▶ WORKING DATA:
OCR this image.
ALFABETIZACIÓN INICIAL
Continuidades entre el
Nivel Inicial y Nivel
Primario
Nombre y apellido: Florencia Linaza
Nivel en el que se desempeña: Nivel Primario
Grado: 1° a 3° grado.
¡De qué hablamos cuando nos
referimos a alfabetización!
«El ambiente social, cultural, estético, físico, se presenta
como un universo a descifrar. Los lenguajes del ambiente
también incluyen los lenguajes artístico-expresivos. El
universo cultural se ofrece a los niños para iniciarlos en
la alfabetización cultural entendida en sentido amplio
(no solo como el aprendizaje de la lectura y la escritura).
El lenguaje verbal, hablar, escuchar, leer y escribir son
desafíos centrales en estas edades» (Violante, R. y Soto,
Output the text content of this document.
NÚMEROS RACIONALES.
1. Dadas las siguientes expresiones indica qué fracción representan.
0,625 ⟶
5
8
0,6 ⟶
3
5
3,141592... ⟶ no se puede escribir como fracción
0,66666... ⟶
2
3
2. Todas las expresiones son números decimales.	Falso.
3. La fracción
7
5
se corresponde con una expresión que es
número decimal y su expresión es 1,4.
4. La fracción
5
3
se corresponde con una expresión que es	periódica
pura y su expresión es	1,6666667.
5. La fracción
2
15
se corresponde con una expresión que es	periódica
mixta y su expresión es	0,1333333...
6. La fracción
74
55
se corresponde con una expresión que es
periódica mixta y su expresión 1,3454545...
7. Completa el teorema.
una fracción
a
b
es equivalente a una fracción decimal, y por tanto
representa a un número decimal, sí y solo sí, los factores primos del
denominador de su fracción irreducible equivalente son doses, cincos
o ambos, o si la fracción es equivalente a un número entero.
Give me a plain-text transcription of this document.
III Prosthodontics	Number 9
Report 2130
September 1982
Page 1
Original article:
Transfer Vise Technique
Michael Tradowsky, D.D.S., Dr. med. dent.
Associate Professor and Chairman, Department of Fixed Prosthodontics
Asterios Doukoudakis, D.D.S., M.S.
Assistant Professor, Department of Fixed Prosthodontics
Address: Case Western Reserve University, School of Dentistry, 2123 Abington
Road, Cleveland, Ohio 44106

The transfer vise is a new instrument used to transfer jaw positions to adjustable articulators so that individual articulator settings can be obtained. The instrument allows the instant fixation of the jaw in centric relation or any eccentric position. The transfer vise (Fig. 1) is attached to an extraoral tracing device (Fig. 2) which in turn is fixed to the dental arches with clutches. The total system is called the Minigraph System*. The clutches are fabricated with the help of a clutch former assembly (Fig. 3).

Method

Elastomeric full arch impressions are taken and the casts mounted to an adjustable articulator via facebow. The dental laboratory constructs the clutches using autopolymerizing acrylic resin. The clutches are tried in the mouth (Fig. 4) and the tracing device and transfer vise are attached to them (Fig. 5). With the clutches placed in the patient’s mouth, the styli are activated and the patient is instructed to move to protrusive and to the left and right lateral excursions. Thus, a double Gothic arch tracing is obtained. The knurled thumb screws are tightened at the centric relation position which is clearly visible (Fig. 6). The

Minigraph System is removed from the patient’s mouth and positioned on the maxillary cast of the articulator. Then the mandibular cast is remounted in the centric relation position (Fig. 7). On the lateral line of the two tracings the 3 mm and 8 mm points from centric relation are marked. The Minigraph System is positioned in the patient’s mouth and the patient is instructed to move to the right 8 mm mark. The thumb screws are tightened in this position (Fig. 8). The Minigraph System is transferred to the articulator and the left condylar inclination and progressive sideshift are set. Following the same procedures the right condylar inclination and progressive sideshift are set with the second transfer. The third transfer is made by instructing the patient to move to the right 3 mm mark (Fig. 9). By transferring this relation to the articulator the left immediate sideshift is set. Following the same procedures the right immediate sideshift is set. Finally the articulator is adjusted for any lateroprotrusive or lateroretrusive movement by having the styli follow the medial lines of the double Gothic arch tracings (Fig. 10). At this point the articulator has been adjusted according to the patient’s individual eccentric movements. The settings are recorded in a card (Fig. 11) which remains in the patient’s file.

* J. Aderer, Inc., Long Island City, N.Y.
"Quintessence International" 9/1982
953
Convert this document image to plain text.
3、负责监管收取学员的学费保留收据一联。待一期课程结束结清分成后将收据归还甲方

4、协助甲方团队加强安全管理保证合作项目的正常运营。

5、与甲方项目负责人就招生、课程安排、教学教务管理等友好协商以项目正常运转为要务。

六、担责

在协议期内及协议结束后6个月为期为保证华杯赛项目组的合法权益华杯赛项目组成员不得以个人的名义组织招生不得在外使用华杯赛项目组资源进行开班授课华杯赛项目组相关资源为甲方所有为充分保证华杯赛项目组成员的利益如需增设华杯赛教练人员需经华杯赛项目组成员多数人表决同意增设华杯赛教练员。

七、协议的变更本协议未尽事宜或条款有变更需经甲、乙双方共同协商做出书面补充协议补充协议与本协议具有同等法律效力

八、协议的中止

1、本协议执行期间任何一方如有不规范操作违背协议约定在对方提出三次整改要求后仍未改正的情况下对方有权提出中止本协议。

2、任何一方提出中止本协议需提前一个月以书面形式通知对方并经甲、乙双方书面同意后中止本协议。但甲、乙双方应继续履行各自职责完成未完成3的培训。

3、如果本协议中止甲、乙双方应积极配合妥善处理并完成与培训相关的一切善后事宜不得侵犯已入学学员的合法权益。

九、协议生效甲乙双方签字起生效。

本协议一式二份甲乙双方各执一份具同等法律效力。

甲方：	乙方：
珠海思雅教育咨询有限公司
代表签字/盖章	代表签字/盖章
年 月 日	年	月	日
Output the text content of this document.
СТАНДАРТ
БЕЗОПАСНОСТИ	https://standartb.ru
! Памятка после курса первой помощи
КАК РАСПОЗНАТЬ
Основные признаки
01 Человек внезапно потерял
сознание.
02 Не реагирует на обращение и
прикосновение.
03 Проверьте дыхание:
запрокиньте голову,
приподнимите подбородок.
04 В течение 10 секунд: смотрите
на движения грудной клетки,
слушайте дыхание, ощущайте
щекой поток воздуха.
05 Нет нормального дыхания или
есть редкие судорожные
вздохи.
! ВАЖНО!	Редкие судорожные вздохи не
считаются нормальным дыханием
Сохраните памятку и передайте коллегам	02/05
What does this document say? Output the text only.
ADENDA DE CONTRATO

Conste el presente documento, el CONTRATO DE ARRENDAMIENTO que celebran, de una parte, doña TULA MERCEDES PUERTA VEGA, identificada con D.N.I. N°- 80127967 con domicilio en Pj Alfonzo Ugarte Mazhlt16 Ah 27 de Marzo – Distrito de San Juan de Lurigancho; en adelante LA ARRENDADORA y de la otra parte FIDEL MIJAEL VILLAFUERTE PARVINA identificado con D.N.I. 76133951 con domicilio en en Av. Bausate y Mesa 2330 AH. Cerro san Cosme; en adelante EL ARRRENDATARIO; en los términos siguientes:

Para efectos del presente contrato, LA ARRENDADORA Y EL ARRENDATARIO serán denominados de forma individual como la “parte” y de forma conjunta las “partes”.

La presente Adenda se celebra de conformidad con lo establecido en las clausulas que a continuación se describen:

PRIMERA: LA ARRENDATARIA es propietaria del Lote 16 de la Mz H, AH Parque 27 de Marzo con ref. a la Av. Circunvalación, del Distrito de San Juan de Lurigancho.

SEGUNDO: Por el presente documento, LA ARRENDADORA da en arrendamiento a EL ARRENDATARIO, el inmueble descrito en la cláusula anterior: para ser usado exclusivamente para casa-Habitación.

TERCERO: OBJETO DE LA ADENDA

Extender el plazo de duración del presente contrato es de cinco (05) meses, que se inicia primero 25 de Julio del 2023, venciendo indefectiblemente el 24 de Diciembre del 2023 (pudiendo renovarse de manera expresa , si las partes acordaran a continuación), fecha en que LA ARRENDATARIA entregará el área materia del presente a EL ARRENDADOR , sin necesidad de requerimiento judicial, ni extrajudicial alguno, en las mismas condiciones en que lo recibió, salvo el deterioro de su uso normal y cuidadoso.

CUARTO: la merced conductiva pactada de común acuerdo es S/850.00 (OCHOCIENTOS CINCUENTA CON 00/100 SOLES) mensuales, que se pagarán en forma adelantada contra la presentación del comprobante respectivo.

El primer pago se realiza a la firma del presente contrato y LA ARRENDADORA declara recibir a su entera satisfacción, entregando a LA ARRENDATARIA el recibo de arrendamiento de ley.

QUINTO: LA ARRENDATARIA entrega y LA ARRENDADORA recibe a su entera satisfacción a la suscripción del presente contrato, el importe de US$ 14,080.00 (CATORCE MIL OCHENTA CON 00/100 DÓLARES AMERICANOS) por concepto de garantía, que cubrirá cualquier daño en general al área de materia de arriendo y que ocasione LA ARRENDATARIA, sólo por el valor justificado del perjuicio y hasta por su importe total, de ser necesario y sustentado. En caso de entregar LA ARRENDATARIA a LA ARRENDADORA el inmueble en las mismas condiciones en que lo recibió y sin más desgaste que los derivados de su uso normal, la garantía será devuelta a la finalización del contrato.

▶ BRIEF: Pull out every line of the entries that includes the word "ARRENDATARIO".

▶ FINAL ANSWER:
Para efectos del presente contrato, LA ARRENDADORA Y EL ARRENDATARIO serán denominados de forma individual como la “parte” y de forma conjunta las “partes”.
SEGUNDO: Por el presente documento, LA ARRENDADORA da en arrendamiento a EL ARRENDATARIO, el inmueble descrito en la cláusula anterior: para ser usado exclusivamente para casa-Habitación.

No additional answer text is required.